## [Given instruction]
Search the material below for the string "Président" and list each line that holds it.

## [Information supplied]
****************************************

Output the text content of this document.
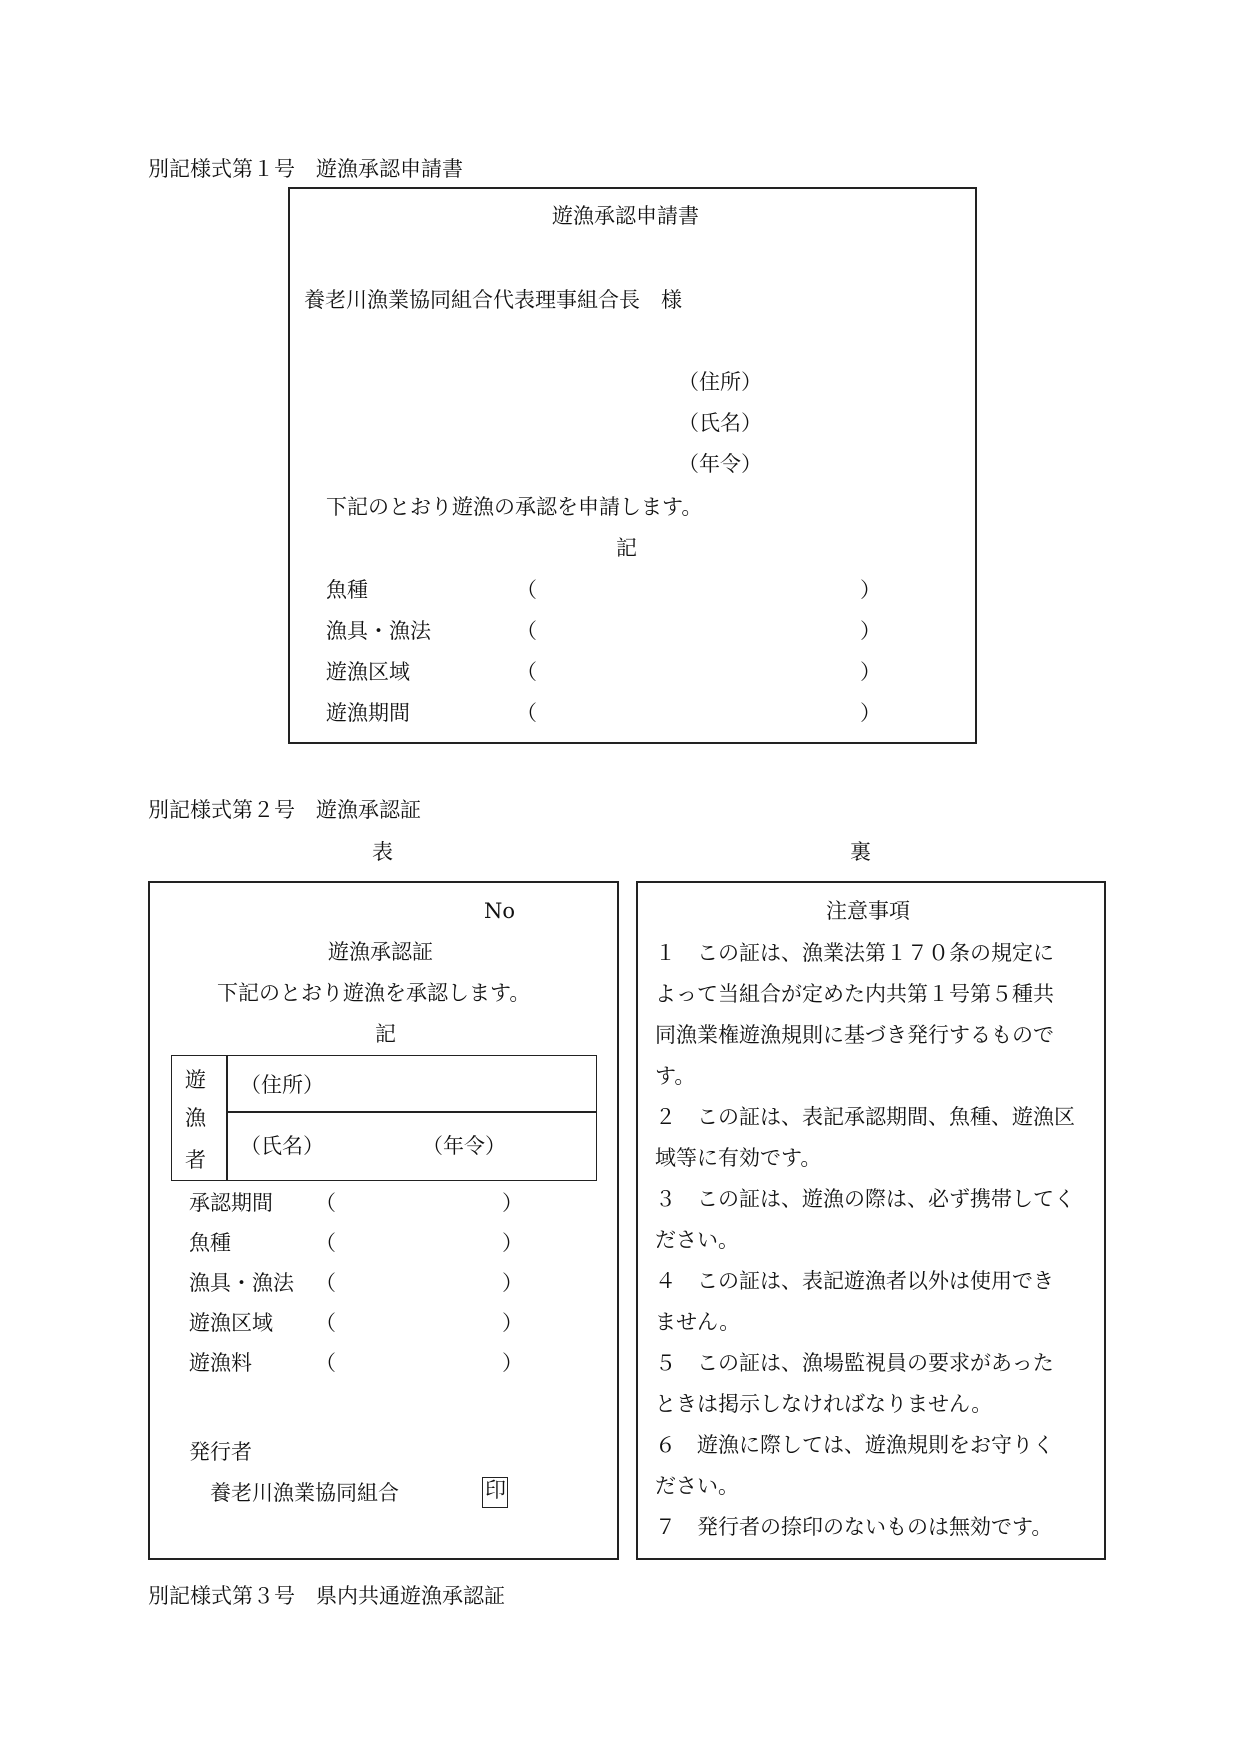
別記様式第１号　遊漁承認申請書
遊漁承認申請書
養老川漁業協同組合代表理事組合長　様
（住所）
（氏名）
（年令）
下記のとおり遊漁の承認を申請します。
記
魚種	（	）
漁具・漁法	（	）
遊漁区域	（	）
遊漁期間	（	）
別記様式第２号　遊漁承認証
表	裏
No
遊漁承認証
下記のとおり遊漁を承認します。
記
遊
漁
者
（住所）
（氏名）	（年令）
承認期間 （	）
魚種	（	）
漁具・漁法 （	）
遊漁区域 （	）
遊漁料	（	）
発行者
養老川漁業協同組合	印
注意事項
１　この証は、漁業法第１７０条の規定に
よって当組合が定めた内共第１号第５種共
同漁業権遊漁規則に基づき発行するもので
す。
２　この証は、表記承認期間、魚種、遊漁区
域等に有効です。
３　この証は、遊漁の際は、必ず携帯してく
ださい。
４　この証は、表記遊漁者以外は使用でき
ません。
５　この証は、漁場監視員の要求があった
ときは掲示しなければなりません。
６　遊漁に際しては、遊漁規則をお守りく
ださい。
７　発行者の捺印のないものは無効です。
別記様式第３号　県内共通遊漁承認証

****************************************

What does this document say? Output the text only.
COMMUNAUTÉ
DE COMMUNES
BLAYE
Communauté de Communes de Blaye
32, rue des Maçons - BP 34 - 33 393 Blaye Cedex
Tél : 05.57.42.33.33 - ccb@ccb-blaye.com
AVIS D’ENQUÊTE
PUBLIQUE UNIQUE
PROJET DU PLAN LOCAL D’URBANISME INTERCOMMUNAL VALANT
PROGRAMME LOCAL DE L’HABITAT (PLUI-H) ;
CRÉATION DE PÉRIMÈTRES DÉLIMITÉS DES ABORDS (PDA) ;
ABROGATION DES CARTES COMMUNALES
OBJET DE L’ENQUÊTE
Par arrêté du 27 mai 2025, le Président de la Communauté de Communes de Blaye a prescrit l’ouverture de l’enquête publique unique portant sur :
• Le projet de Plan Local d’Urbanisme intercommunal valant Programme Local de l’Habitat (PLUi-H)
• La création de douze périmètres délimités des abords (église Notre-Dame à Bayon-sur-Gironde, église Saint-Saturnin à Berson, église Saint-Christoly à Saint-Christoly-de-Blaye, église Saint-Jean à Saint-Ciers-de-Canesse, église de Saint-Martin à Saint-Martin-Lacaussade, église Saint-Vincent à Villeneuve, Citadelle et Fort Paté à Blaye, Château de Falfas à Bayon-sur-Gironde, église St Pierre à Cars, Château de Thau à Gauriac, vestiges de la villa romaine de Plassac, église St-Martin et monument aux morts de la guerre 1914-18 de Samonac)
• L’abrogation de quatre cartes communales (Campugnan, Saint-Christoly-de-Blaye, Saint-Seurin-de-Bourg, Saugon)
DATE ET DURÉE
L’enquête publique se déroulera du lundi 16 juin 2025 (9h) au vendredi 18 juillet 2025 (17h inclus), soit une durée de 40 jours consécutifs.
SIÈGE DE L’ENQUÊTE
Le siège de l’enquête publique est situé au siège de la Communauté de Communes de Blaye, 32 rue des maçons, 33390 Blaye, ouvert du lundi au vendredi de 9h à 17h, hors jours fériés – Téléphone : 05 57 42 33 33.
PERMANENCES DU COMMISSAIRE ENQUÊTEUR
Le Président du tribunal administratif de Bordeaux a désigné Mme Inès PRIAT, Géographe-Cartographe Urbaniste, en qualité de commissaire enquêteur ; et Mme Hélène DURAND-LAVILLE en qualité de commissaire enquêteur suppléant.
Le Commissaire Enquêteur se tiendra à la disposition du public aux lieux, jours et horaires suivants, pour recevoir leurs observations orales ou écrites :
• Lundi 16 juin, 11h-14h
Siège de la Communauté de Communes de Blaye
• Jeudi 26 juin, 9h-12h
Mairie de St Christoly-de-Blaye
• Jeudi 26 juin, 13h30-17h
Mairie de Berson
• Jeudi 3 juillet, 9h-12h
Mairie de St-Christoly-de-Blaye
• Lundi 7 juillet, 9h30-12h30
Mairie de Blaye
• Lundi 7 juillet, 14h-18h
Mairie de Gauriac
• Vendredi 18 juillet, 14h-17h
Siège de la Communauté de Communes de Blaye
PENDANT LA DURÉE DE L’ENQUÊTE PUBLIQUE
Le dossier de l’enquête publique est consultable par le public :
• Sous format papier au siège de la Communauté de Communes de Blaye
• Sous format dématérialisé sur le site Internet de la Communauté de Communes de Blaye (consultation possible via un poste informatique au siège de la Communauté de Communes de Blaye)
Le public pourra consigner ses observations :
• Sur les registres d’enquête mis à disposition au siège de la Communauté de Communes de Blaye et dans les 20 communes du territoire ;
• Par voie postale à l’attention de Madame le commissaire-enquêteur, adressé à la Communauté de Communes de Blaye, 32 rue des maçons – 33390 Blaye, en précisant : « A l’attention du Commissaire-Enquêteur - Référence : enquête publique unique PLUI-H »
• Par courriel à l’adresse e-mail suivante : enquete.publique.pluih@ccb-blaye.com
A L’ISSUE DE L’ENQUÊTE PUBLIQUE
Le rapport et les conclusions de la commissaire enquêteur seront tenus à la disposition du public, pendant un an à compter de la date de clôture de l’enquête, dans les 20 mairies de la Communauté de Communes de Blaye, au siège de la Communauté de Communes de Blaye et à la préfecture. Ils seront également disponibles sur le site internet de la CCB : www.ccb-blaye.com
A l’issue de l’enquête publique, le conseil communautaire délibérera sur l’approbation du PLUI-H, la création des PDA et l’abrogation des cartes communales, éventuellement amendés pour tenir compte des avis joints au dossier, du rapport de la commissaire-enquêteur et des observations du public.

****************************************

## [Response for this exercise]
Par arrêté du 27 mai 2025, le Président de la Communauté de Communes de Blaye a prescrit l’ouverture de l’enquête publique unique portant sur :
Le Président du tribunal administratif de Bordeaux a désigné Mme Inès PRIAT, Géographe-Cartographe Urbaniste, en qualité de commissaire enquêteur ; et Mme Hélène DURAND-LAVILLE en qualité de commissaire enquêteur suppléant.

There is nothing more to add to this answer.